Excerpts from a layout annotation set:
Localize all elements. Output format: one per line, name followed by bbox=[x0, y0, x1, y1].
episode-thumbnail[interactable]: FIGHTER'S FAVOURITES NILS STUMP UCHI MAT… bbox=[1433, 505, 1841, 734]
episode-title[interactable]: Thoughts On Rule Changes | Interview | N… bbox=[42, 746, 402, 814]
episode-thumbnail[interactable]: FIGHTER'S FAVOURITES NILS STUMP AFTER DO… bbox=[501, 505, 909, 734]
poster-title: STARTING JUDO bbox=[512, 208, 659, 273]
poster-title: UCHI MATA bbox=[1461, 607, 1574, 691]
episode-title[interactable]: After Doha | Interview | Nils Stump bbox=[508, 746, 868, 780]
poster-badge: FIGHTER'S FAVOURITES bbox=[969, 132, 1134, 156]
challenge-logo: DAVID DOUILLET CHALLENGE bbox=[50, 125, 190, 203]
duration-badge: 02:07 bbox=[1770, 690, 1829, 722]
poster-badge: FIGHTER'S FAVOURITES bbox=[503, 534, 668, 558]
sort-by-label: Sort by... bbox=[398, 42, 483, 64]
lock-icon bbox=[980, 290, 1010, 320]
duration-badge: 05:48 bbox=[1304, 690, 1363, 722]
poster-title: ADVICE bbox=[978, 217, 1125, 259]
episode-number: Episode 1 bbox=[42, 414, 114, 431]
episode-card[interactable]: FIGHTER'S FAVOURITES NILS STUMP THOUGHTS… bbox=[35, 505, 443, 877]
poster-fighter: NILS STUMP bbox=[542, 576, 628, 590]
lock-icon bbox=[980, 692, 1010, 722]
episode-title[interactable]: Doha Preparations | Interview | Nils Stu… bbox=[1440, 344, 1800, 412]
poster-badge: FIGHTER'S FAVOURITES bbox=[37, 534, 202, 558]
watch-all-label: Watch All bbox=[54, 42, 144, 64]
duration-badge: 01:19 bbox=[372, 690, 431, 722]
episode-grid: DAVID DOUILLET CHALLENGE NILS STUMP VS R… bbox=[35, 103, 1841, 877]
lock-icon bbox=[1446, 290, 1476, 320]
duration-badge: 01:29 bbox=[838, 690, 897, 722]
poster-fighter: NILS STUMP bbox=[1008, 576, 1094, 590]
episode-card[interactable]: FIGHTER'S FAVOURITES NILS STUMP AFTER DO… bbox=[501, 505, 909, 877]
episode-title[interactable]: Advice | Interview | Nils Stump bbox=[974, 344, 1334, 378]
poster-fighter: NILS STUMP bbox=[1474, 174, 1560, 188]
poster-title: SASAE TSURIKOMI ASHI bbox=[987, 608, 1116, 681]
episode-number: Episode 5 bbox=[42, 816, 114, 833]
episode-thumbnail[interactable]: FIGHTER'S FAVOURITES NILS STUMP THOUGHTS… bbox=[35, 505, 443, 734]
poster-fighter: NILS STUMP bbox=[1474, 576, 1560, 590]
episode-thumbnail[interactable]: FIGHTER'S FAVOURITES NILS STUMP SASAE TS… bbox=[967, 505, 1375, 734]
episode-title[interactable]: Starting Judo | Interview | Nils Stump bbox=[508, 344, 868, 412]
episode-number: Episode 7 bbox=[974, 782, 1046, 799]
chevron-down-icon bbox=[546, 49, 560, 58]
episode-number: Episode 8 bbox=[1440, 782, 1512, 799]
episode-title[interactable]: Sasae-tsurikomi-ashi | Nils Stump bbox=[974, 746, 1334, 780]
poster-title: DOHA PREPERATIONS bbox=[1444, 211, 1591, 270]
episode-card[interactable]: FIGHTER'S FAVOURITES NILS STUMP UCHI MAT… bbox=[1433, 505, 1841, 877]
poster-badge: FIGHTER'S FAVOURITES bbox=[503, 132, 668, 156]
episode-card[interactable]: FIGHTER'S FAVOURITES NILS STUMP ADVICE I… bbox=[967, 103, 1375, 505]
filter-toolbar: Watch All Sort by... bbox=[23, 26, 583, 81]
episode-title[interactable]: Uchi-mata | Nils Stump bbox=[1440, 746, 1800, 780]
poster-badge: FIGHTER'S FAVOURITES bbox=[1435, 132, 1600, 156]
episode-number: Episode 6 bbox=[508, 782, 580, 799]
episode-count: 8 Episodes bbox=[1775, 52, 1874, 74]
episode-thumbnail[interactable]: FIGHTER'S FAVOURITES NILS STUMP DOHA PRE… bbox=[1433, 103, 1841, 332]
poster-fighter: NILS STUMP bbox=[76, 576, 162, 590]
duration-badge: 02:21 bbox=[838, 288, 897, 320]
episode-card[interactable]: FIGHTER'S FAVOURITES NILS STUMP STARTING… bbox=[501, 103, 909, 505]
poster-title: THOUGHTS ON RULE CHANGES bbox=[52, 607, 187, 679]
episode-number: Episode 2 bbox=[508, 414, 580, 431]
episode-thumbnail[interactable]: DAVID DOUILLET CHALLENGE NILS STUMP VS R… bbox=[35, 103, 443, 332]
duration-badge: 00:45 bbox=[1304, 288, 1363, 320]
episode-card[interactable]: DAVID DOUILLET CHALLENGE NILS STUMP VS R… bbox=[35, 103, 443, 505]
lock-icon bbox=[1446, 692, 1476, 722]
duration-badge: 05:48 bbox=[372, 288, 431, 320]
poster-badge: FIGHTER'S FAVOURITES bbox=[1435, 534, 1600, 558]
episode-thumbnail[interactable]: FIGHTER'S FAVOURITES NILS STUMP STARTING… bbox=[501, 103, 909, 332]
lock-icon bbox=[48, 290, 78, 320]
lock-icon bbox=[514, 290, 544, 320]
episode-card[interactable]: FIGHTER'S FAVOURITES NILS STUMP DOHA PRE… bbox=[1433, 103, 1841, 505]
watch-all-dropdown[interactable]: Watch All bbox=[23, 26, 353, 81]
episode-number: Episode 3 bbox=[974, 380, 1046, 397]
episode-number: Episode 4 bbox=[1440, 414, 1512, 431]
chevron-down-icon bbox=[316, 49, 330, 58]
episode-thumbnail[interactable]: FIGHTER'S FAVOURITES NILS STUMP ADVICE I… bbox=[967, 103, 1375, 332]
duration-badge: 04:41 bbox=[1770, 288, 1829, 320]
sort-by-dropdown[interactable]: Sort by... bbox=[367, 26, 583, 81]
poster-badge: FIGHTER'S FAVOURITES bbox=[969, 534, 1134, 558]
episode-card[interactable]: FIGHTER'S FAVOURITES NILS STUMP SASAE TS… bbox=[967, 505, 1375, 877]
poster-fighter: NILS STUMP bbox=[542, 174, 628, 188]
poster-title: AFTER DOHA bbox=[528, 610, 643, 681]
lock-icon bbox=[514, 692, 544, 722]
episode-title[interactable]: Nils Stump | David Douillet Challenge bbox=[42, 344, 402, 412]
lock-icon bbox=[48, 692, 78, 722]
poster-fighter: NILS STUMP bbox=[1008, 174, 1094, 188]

**REQUIREMENTS**
Copy every line of the material above without any changes.

**RESPONSE**
Localize all elements. Output format: one per line, name followed by bbox=[x0, y0, x1, y1].
episode-thumbnail[interactable]: FIGHTER'S FAVOURITES NILS STUMP UCHI MAT… bbox=[1433, 505, 1841, 734]
episode-title[interactable]: Thoughts On Rule Changes | Interview | N… bbox=[42, 746, 402, 814]
episode-thumbnail[interactable]: FIGHTER'S FAVOURITES NILS STUMP AFTER DO… bbox=[501, 505, 909, 734]
poster-title: STARTING JUDO bbox=[512, 208, 659, 273]
poster-title: UCHI MATA bbox=[1461, 607, 1574, 691]
episode-title[interactable]: After Doha | Interview | Nils Stump bbox=[508, 746, 868, 780]
poster-badge: FIGHTER'S FAVOURITES bbox=[969, 132, 1134, 156]
challenge-logo: DAVID DOUILLET CHALLENGE bbox=[50, 125, 190, 203]
duration-badge: 02:07 bbox=[1770, 690, 1829, 722]
poster-badge: FIGHTER'S FAVOURITES bbox=[503, 534, 668, 558]
sort-by-label: Sort by... bbox=[398, 42, 483, 64]
lock-icon bbox=[980, 290, 1010, 320]
duration-badge: 05:48 bbox=[1304, 690, 1363, 722]
poster-title: ADVICE bbox=[978, 217, 1125, 259]
episode-number: Episode 1 bbox=[42, 414, 114, 431]
episode-card[interactable]: FIGHTER'S FAVOURITES NILS STUMP THOUGHTS… bbox=[35, 505, 443, 877]
poster-fighter: NILS STUMP bbox=[542, 576, 628, 590]
lock-icon bbox=[980, 692, 1010, 722]
episode-title[interactable]: Doha Preparations | Interview | Nils Stu… bbox=[1440, 344, 1800, 412]
poster-badge: FIGHTER'S FAVOURITES bbox=[37, 534, 202, 558]
watch-all-label: Watch All bbox=[54, 42, 144, 64]
duration-badge: 01:19 bbox=[372, 690, 431, 722]
episode-grid: DAVID DOUILLET CHALLENGE NILS STUMP VS R… bbox=[35, 103, 1841, 877]
lock-icon bbox=[1446, 290, 1476, 320]
duration-badge: 01:29 bbox=[838, 690, 897, 722]
poster-fighter: NILS STUMP bbox=[1008, 576, 1094, 590]
episode-card[interactable]: FIGHTER'S FAVOURITES NILS STUMP AFTER DO… bbox=[501, 505, 909, 877]
episode-title[interactable]: Advice | Interview | Nils Stump bbox=[974, 344, 1334, 378]
poster-fighter: NILS STUMP bbox=[1474, 174, 1560, 188]
poster-title: SASAE TSURIKOMI ASHI bbox=[987, 608, 1116, 681]
episode-number: Episode 5 bbox=[42, 816, 114, 833]
episode-thumbnail[interactable]: FIGHTER'S FAVOURITES NILS STUMP THOUGHTS… bbox=[35, 505, 443, 734]
poster-fighter: NILS STUMP bbox=[1474, 576, 1560, 590]
episode-thumbnail[interactable]: FIGHTER'S FAVOURITES NILS STUMP SASAE TS… bbox=[967, 505, 1375, 734]
episode-title[interactable]: Starting Judo | Interview | Nils Stump bbox=[508, 344, 868, 412]
episode-number: Episode 7 bbox=[974, 782, 1046, 799]
chevron-down-icon bbox=[546, 49, 560, 58]
episode-number: Episode 8 bbox=[1440, 782, 1512, 799]
episode-title[interactable]: Sasae-tsurikomi-ashi | Nils Stump bbox=[974, 746, 1334, 780]
poster-title: DOHA PREPERATIONS bbox=[1444, 211, 1591, 270]
episode-card[interactable]: FIGHTER'S FAVOURITES NILS STUMP UCHI MAT… bbox=[1433, 505, 1841, 877]
poster-badge: FIGHTER'S FAVOURITES bbox=[503, 132, 668, 156]
episode-card[interactable]: FIGHTER'S FAVOURITES NILS STUMP ADVICE I… bbox=[967, 103, 1375, 505]
filter-toolbar: Watch All Sort by... bbox=[23, 26, 583, 81]
episode-title[interactable]: Uchi-mata | Nils Stump bbox=[1440, 746, 1800, 780]
poster-badge: FIGHTER'S FAVOURITES bbox=[1435, 132, 1600, 156]
episode-number: Episode 6 bbox=[508, 782, 580, 799]
episode-count: 8 Episodes bbox=[1775, 52, 1874, 74]
episode-thumbnail[interactable]: FIGHTER'S FAVOURITES NILS STUMP DOHA PRE… bbox=[1433, 103, 1841, 332]
poster-fighter: NILS STUMP bbox=[76, 576, 162, 590]
duration-badge: 02:21 bbox=[838, 288, 897, 320]
episode-card[interactable]: FIGHTER'S FAVOURITES NILS STUMP STARTING… bbox=[501, 103, 909, 505]
poster-title: THOUGHTS ON RULE CHANGES bbox=[52, 607, 187, 679]
episode-number: Episode 2 bbox=[508, 414, 580, 431]
episode-thumbnail[interactable]: DAVID DOUILLET CHALLENGE NILS STUMP VS R… bbox=[35, 103, 443, 332]
duration-badge: 00:45 bbox=[1304, 288, 1363, 320]
episode-card[interactable]: DAVID DOUILLET CHALLENGE NILS STUMP VS R… bbox=[35, 103, 443, 505]
lock-icon bbox=[1446, 692, 1476, 722]
duration-badge: 05:48 bbox=[372, 288, 431, 320]
poster-badge: FIGHTER'S FAVOURITES bbox=[1435, 534, 1600, 558]
episode-thumbnail[interactable]: FIGHTER'S FAVOURITES NILS STUMP STARTING… bbox=[501, 103, 909, 332]
lock-icon bbox=[48, 290, 78, 320]
lock-icon bbox=[514, 290, 544, 320]
episode-card[interactable]: FIGHTER'S FAVOURITES NILS STUMP DOHA PRE… bbox=[1433, 103, 1841, 505]
watch-all-dropdown[interactable]: Watch All bbox=[23, 26, 353, 81]
episode-number: Episode 3 bbox=[974, 380, 1046, 397]
episode-number: Episode 4 bbox=[1440, 414, 1512, 431]
chevron-down-icon bbox=[316, 49, 330, 58]
episode-thumbnail[interactable]: FIGHTER'S FAVOURITES NILS STUMP ADVICE I… bbox=[967, 103, 1375, 332]
duration-badge: 04:41 bbox=[1770, 288, 1829, 320]
sort-by-dropdown[interactable]: Sort by... bbox=[367, 26, 583, 81]
poster-badge: FIGHTER'S FAVOURITES bbox=[969, 534, 1134, 558]
episode-card[interactable]: FIGHTER'S FAVOURITES NILS STUMP SASAE TS… bbox=[967, 505, 1375, 877]
poster-fighter: NILS STUMP bbox=[542, 174, 628, 188]
poster-title: AFTER DOHA bbox=[528, 610, 643, 681]
lock-icon bbox=[514, 692, 544, 722]
episode-title[interactable]: Nils Stump | David Douillet Challenge bbox=[42, 344, 402, 412]
lock-icon bbox=[48, 692, 78, 722]
poster-fighter: NILS STUMP bbox=[1008, 174, 1094, 188]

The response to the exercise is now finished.